- Extracted material -
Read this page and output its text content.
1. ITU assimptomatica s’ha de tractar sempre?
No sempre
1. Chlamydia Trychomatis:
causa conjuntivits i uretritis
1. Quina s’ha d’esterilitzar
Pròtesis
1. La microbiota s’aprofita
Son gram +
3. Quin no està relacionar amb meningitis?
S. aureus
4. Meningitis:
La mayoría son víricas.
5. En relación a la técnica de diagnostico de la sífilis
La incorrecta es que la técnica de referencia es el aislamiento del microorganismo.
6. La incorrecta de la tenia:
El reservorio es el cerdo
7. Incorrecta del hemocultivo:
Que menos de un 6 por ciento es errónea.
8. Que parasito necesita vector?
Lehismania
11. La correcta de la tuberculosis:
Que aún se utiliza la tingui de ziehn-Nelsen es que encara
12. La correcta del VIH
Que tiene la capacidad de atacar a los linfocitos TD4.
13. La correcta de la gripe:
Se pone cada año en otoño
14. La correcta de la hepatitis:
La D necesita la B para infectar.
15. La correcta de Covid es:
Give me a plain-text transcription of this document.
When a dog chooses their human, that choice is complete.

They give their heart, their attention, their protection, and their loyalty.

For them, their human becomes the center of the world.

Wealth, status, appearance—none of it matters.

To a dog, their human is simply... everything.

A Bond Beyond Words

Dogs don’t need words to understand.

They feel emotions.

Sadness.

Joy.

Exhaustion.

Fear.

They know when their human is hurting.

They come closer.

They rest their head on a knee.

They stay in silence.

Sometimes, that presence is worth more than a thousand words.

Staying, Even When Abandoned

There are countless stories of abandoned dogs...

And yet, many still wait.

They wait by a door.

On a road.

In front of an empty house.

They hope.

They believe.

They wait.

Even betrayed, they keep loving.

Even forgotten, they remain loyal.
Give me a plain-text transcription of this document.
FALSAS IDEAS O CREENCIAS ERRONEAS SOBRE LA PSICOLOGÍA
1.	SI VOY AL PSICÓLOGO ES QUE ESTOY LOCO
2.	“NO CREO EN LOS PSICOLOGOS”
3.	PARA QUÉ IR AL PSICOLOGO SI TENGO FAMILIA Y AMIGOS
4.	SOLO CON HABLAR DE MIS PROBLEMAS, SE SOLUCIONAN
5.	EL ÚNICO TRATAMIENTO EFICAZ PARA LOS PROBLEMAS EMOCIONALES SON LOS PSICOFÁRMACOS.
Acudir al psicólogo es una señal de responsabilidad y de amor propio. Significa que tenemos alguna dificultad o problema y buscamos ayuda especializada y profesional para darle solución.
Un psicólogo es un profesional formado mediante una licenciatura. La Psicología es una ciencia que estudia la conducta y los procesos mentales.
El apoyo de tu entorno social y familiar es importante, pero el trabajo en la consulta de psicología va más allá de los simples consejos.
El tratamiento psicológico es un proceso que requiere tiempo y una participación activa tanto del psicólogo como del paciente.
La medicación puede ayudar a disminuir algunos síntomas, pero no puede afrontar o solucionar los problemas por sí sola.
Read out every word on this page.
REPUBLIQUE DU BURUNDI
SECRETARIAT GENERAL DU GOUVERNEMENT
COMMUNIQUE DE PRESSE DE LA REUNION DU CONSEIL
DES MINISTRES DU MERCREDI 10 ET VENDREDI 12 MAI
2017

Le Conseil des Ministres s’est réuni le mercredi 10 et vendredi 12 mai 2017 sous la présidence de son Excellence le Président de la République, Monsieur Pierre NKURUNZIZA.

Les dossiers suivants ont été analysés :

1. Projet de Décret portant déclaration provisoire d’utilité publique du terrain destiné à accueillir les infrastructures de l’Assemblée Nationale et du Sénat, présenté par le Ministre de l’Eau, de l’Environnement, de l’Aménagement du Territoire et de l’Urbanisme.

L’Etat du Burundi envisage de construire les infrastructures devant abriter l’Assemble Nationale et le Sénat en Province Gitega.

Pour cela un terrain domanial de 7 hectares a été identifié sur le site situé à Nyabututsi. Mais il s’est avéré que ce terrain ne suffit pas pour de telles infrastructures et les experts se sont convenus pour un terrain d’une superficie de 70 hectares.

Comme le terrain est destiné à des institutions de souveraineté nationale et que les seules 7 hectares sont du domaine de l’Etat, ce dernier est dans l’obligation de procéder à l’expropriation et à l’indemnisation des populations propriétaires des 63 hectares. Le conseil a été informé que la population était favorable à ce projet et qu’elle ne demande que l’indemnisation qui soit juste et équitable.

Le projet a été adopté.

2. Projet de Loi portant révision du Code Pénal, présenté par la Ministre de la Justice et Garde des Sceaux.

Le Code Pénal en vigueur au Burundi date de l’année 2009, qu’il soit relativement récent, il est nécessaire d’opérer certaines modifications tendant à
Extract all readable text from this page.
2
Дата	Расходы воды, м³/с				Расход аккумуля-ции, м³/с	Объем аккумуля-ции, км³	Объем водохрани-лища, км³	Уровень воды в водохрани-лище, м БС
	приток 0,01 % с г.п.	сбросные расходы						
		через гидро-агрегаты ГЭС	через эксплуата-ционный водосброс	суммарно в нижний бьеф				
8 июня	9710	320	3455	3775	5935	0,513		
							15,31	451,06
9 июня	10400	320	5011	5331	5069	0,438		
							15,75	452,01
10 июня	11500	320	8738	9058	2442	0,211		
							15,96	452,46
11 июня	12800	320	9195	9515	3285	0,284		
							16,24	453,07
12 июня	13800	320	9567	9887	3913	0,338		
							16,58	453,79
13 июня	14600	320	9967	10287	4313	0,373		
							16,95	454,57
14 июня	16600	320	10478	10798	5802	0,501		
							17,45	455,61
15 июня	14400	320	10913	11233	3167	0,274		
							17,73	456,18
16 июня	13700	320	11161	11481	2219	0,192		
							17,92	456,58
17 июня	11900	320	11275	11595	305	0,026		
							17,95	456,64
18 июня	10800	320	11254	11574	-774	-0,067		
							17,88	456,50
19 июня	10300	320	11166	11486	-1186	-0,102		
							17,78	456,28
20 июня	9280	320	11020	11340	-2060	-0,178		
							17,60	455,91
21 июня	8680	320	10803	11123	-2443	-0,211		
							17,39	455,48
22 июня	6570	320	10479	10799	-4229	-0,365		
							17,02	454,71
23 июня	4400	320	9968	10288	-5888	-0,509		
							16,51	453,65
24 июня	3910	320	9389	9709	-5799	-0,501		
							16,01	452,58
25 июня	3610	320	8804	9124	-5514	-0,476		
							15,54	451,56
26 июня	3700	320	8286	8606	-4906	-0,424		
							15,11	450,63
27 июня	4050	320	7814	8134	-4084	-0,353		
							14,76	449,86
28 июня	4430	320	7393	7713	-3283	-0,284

- Problem statement -
Each entry above is to be set down again in exactly the same words.

- Problem solution -
Read this page and output its text content.
1. ITU assimptomatica s’ha de tractar sempre?
No sempre
1. Chlamydia Trychomatis:
causa conjuntivits i uretritis
1. Quina s’ha d’esterilitzar
Pròtesis
1. La microbiota s’aprofita
Son gram +
3. Quin no està relacionar amb meningitis?
S. aureus
4. Meningitis:
La mayoría son víricas.
5. En relación a la técnica de diagnostico de la sífilis
La incorrecta es que la técnica de referencia es el aislamiento del microorganismo.
6. La incorrecta de la tenia:
El reservorio es el cerdo
7. Incorrecta del hemocultivo:
Que menos de un 6 por ciento es errónea.
8. Que parasito necesita vector?
Lehismania
11. La correcta de la tuberculosis:
Que aún se utiliza la tingui de ziehn-Nelsen es que encara
12. La correcta del VIH
Que tiene la capacidad de atacar a los linfocitos TD4.
13. La correcta de la gripe:
Se pone cada año en otoño
14. La correcta de la hepatitis:
La D necesita la B para infectar.
15. La correcta de Covid es:
Give me a plain-text transcription of this document.
When a dog chooses their human, that choice is complete.

They give their heart, their attention, their protection, and their loyalty.

For them, their human becomes the center of the world.

Wealth, status, appearance—none of it matters.

To a dog, their human is simply... everything.

A Bond Beyond Words

Dogs don’t need words to understand.

They feel emotions.

Sadness.

Joy.

Exhaustion.

Fear.

They know when their human is hurting.

They come closer.

They rest their head on a knee.

They stay in silence.

Sometimes, that presence is worth more than a thousand words.

Staying, Even When Abandoned

There are countless stories of abandoned dogs...

And yet, many still wait.

They wait by a door.

On a road.

In front of an empty house.

They hope.

They believe.

They wait.

Even betrayed, they keep loving.

Even forgotten, they remain loyal.
Give me a plain-text transcription of this document.
FALSAS IDEAS O CREENCIAS ERRONEAS SOBRE LA PSICOLOGÍA
1.	SI VOY AL PSICÓLOGO ES QUE ESTOY LOCO
2.	“NO CREO EN LOS PSICOLOGOS”
3.	PARA QUÉ IR AL PSICOLOGO SI TENGO FAMILIA Y AMIGOS
4.	SOLO CON HABLAR DE MIS PROBLEMAS, SE SOLUCIONAN
5.	EL ÚNICO TRATAMIENTO EFICAZ PARA LOS PROBLEMAS EMOCIONALES SON LOS PSICOFÁRMACOS.
Acudir al psicólogo es una señal de responsabilidad y de amor propio. Significa que tenemos alguna dificultad o problema y buscamos ayuda especializada y profesional para darle solución.
Un psicólogo es un profesional formado mediante una licenciatura. La Psicología es una ciencia que estudia la conducta y los procesos mentales.
El apoyo de tu entorno social y familiar es importante, pero el trabajo en la consulta de psicología va más allá de los simples consejos.
El tratamiento psicológico es un proceso que requiere tiempo y una participación activa tanto del psicólogo como del paciente.
La medicación puede ayudar a disminuir algunos síntomas, pero no puede afrontar o solucionar los problemas por sí sola.
Read out every word on this page.
REPUBLIQUE DU BURUNDI
SECRETARIAT GENERAL DU GOUVERNEMENT
COMMUNIQUE DE PRESSE DE LA REUNION DU CONSEIL
DES MINISTRES DU MERCREDI 10 ET VENDREDI 12 MAI
2017

Le Conseil des Ministres s’est réuni le mercredi 10 et vendredi 12 mai 2017 sous la présidence de son Excellence le Président de la République, Monsieur Pierre NKURUNZIZA.

Les dossiers suivants ont été analysés :

1. Projet de Décret portant déclaration provisoire d’utilité publique du terrain destiné à accueillir les infrastructures de l’Assemblée Nationale et du Sénat, présenté par le Ministre de l’Eau, de l’Environnement, de l’Aménagement du Territoire et de l’Urbanisme.

L’Etat du Burundi envisage de construire les infrastructures devant abriter l’Assemble Nationale et le Sénat en Province Gitega.

Pour cela un terrain domanial de 7 hectares a été identifié sur le site situé à Nyabututsi. Mais il s’est avéré que ce terrain ne suffit pas pour de telles infrastructures et les experts se sont convenus pour un terrain d’une superficie de 70 hectares.

Comme le terrain est destiné à des institutions de souveraineté nationale et que les seules 7 hectares sont du domaine de l’Etat, ce dernier est dans l’obligation de procéder à l’expropriation et à l’indemnisation des populations propriétaires des 63 hectares. Le conseil a été informé que la population était favorable à ce projet et qu’elle ne demande que l’indemnisation qui soit juste et équitable.

Le projet a été adopté.

2. Projet de Loi portant révision du Code Pénal, présenté par la Ministre de la Justice et Garde des Sceaux.

Le Code Pénal en vigueur au Burundi date de l’année 2009, qu’il soit relativement récent, il est nécessaire d’opérer certaines modifications tendant à
Extract all readable text from this page.
2
Дата	Расходы воды, м³/с				Расход аккумуля-ции, м³/с	Объем аккумуля-ции, км³	Объем водохрани-лища, км³	Уровень воды в водохрани-лище, м БС
	приток 0,01 % с г.п.	сбросные расходы						
		через гидро-агрегаты ГЭС	через эксплуата-ционный водосброс	суммарно в нижний бьеф				
8 июня	9710	320	3455	3775	5935	0,513		
							15,31	451,06
9 июня	10400	320	5011	5331	5069	0,438		
							15,75	452,01
10 июня	11500	320	8738	9058	2442	0,211		
							15,96	452,46
11 июня	12800	320	9195	9515	3285	0,284		
							16,24	453,07
12 июня	13800	320	9567	9887	3913	0,338		
							16,58	453,79
13 июня	14600	320	9967	10287	4313	0,373		
							16,95	454,57
14 июня	16600	320	10478	10798	5802	0,501		
							17,45	455,61
15 июня	14400	320	10913	11233	3167	0,274		
							17,73	456,18
16 июня	13700	320	11161	11481	2219	0,192		
							17,92	456,58
17 июня	11900	320	11275	11595	305	0,026		
							17,95	456,64
18 июня	10800	320	11254	11574	-774	-0,067		
							17,88	456,50
19 июня	10300	320	11166	11486	-1186	-0,102		
							17,78	456,28
20 июня	9280	320	11020	11340	-2060	-0,178		
							17,60	455,91
21 июня	8680	320	10803	11123	-2443	-0,211		
							17,39	455,48
22 июня	6570	320	10479	10799	-4229	-0,365		
							17,02	454,71
23 июня	4400	320	9968	10288	-5888	-0,509		
							16,51	453,65
24 июня	3910	320	9389	9709	-5799	-0,501		
							16,01	452,58
25 июня	3610	320	8804	9124	-5514	-0,476		
							15,54	451,56
26 июня	3700	320	8286	8606	-4906	-0,424		
							15,11	450,63
27 июня	4050	320	7814	8134	-4084	-0,353		
							14,76	449,86
28 июня	4430	320	7393	7713	-3283	-0,284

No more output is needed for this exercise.